Set task: Make an exact transcription of the material, leaving out all images.

Records for this exercise:
::::::::

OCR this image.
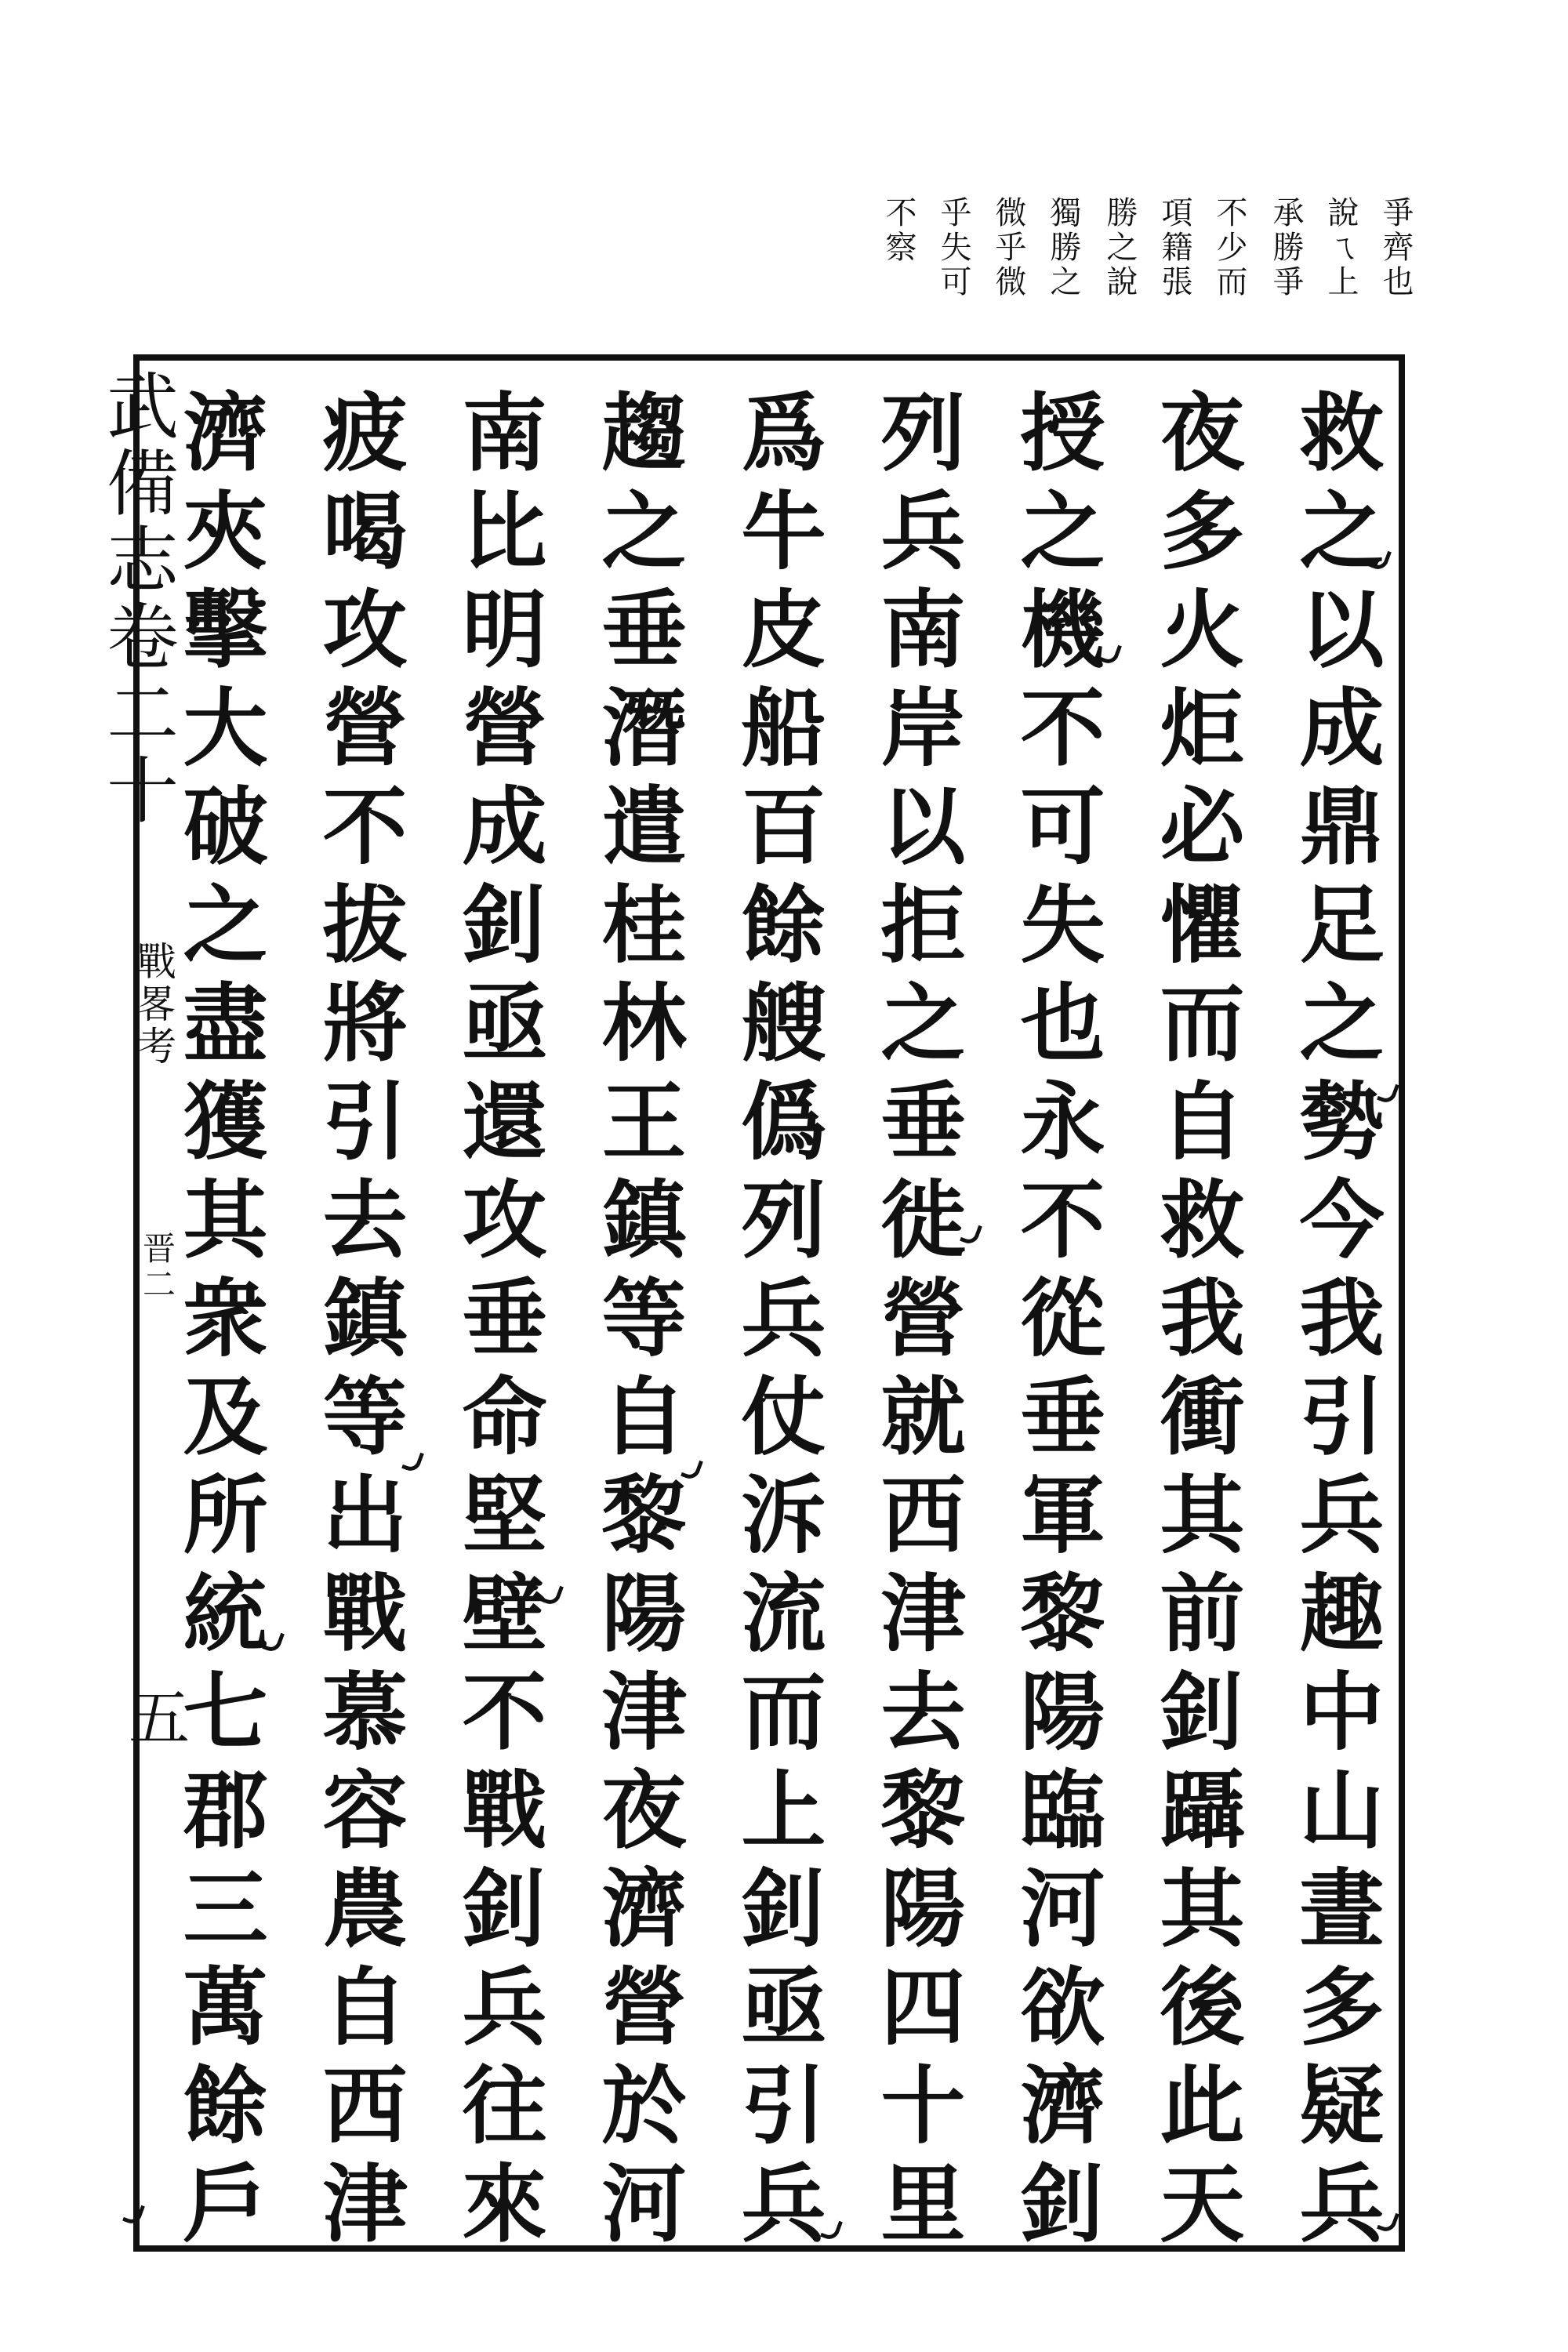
爭齊也
說ㄟ上
承勝爭
不少而
項籍張
勝之說
獨勝之
微乎微
乎失可
不察
救之以成鼎足之勢今我引兵趣中山晝多疑兵
夜多火炬必懼而自救我衝其前釗躡其後此天
授之機不可失也永不從垂軍黎陽臨河欲濟釗
列兵南岸以拒之垂徙營就西津去黎陽四十里
爲牛皮船百餘艘僞列兵仗泝流而上釗亟引兵
趨之垂潛遣桂林王鎮等自黎陽津夜濟營於河
南比明營成釗亟還攻垂命堅壁不戰釗兵往來
疲喝攻營不拔將引去鎮等出戰慕容農自西津
濟夾擊大破之盡獲其衆及所統七郡三萬餘戶
武備志卷二十
戰畧考
晋二
五
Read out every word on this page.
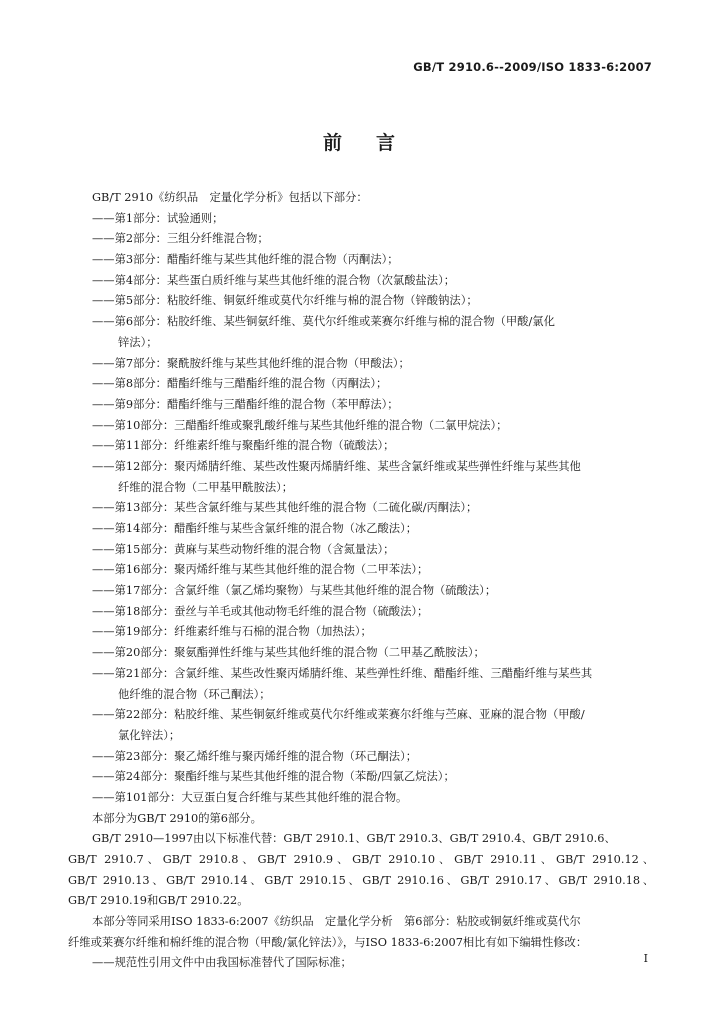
GB/T 2910.6--2009/ISO 1833-6:2007
前言
GB/T 2910《纺织品　定量化学分析》包括以下部分：
——第1部分：试验通则；
——第2部分：三组分纤维混合物；
——第3部分：醋酯纤维与某些其他纤维的混合物（丙酮法）；
——第4部分：某些蛋白质纤维与某些其他纤维的混合物（次氯酸盐法）；
——第5部分：粘胶纤维、铜氨纤维或莫代尔纤维与棉的混合物（锌酸钠法）；
——第6部分：粘胶纤维、某些铜氨纤维、莫代尔纤维或莱赛尔纤维与棉的混合物（甲酸/氯化
锌法）；
——第7部分：聚酰胺纤维与某些其他纤维的混合物（甲酸法）；
——第8部分：醋酯纤维与三醋酯纤维的混合物（丙酮法）；
——第9部分：醋酯纤维与三醋酯纤维的混合物（苯甲醇法）；
——第10部分：三醋酯纤维或聚乳酸纤维与某些其他纤维的混合物（二氯甲烷法）；
——第11部分：纤维素纤维与聚酯纤维的混合物（硫酸法）；
——第12部分：聚丙烯腈纤维、某些改性聚丙烯腈纤维、某些含氯纤维或某些弹性纤维与某些其他
纤维的混合物（二甲基甲酰胺法）；
——第13部分：某些含氯纤维与某些其他纤维的混合物（二硫化碳/丙酮法）；
——第14部分：醋酯纤维与某些含氯纤维的混合物（冰乙酸法）；
——第15部分：黄麻与某些动物纤维的混合物（含氮量法）；
——第16部分：聚丙烯纤维与某些其他纤维的混合物（二甲苯法）；
——第17部分：含氯纤维（氯乙烯均聚物）与某些其他纤维的混合物（硫酸法）；
——第18部分：蚕丝与羊毛或其他动物毛纤维的混合物（硫酸法）；
——第19部分：纤维素纤维与石棉的混合物（加热法）；
——第20部分：聚氨酯弹性纤维与某些其他纤维的混合物（二甲基乙酰胺法）；
——第21部分：含氯纤维、某些改性聚丙烯腈纤维、某些弹性纤维、醋酯纤维、三醋酯纤维与某些其
他纤维的混合物（环己酮法）；
——第22部分：粘胶纤维、某些铜氨纤维或莫代尔纤维或莱赛尔纤维与苎麻、亚麻的混合物（甲酸/
氯化锌法）；
——第23部分：聚乙烯纤维与聚丙烯纤维的混合物（环己酮法）；
——第24部分：聚酯纤维与某些其他纤维的混合物（苯酚/四氯乙烷法）；
——第101部分：大豆蛋白复合纤维与某些其他纤维的混合物。
本部分为GB/T 2910的第6部分。
GB/T 2910—1997由以下标准代替：GB/T 2910.1、GB/T 2910.3、GB/T 2910.4、GB/T 2910.6、
GB/T 2910.7、GB/T 2910.8、GB/T 2910.9、GB/T 2910.10、GB/T 2910.11、GB/T 2910.12、
GB/T 2910.13、GB/T 2910.14、GB/T 2910.15、GB/T 2910.16、GB/T 2910.17、GB/T 2910.18、
GB/T 2910.19和GB/T 2910.22。
本部分等同采用ISO 1833-6:2007《纺织品　定量化学分析　第6部分：粘胶或铜氨纤维或莫代尔
纤维或莱赛尔纤维和棉纤维的混合物（甲酸/氯化锌法）》，与ISO 1833-6:2007相比有如下编辑性修改：
——规范性引用文件中由我国标准替代了国际标准；	Ⅰ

::::::::

Reply:
OCR this image.
爭齊也
說ㄟ上
承勝爭
不少而
項籍張
勝之說
獨勝之
微乎微
乎失可
不察
救之以成鼎足之勢今我引兵趣中山晝多疑兵
夜多火炬必懼而自救我衝其前釗躡其後此天
授之機不可失也永不從垂軍黎陽臨河欲濟釗
列兵南岸以拒之垂徙營就西津去黎陽四十里
爲牛皮船百餘艘僞列兵仗泝流而上釗亟引兵
趨之垂潛遣桂林王鎮等自黎陽津夜濟營於河
南比明營成釗亟還攻垂命堅壁不戰釗兵往來
疲喝攻營不拔將引去鎮等出戰慕容農自西津
濟夾擊大破之盡獲其衆及所統七郡三萬餘戶
武備志卷二十
戰畧考
晋二
五
Read out every word on this page.
GB/T 2910.6--2009/ISO 1833-6:2007
前言
GB/T 2910《纺织品　定量化学分析》包括以下部分：
——第1部分：试验通则；
——第2部分：三组分纤维混合物；
——第3部分：醋酯纤维与某些其他纤维的混合物（丙酮法）；
——第4部分：某些蛋白质纤维与某些其他纤维的混合物（次氯酸盐法）；
——第5部分：粘胶纤维、铜氨纤维或莫代尔纤维与棉的混合物（锌酸钠法）；
——第6部分：粘胶纤维、某些铜氨纤维、莫代尔纤维或莱赛尔纤维与棉的混合物（甲酸/氯化
锌法）；
——第7部分：聚酰胺纤维与某些其他纤维的混合物（甲酸法）；
——第8部分：醋酯纤维与三醋酯纤维的混合物（丙酮法）；
——第9部分：醋酯纤维与三醋酯纤维的混合物（苯甲醇法）；
——第10部分：三醋酯纤维或聚乳酸纤维与某些其他纤维的混合物（二氯甲烷法）；
——第11部分：纤维素纤维与聚酯纤维的混合物（硫酸法）；
——第12部分：聚丙烯腈纤维、某些改性聚丙烯腈纤维、某些含氯纤维或某些弹性纤维与某些其他
纤维的混合物（二甲基甲酰胺法）；
——第13部分：某些含氯纤维与某些其他纤维的混合物（二硫化碳/丙酮法）；
——第14部分：醋酯纤维与某些含氯纤维的混合物（冰乙酸法）；
——第15部分：黄麻与某些动物纤维的混合物（含氮量法）；
——第16部分：聚丙烯纤维与某些其他纤维的混合物（二甲苯法）；
——第17部分：含氯纤维（氯乙烯均聚物）与某些其他纤维的混合物（硫酸法）；
——第18部分：蚕丝与羊毛或其他动物毛纤维的混合物（硫酸法）；
——第19部分：纤维素纤维与石棉的混合物（加热法）；
——第20部分：聚氨酯弹性纤维与某些其他纤维的混合物（二甲基乙酰胺法）；
——第21部分：含氯纤维、某些改性聚丙烯腈纤维、某些弹性纤维、醋酯纤维、三醋酯纤维与某些其
他纤维的混合物（环己酮法）；
——第22部分：粘胶纤维、某些铜氨纤维或莫代尔纤维或莱赛尔纤维与苎麻、亚麻的混合物（甲酸/
氯化锌法）；
——第23部分：聚乙烯纤维与聚丙烯纤维的混合物（环己酮法）；
——第24部分：聚酯纤维与某些其他纤维的混合物（苯酚/四氯乙烷法）；
——第101部分：大豆蛋白复合纤维与某些其他纤维的混合物。
本部分为GB/T 2910的第6部分。
GB/T 2910—1997由以下标准代替：GB/T 2910.1、GB/T 2910.3、GB/T 2910.4、GB/T 2910.6、
GB/T 2910.7、GB/T 2910.8、GB/T 2910.9、GB/T 2910.10、GB/T 2910.11、GB/T 2910.12、
GB/T 2910.13、GB/T 2910.14、GB/T 2910.15、GB/T 2910.16、GB/T 2910.17、GB/T 2910.18、
GB/T 2910.19和GB/T 2910.22。
本部分等同采用ISO 1833-6:2007《纺织品　定量化学分析　第6部分：粘胶或铜氨纤维或莫代尔
纤维或莱赛尔纤维和棉纤维的混合物（甲酸/氯化锌法）》，与ISO 1833-6:2007相比有如下编辑性修改：
——规范性引用文件中由我国标准替代了国际标准；	Ⅰ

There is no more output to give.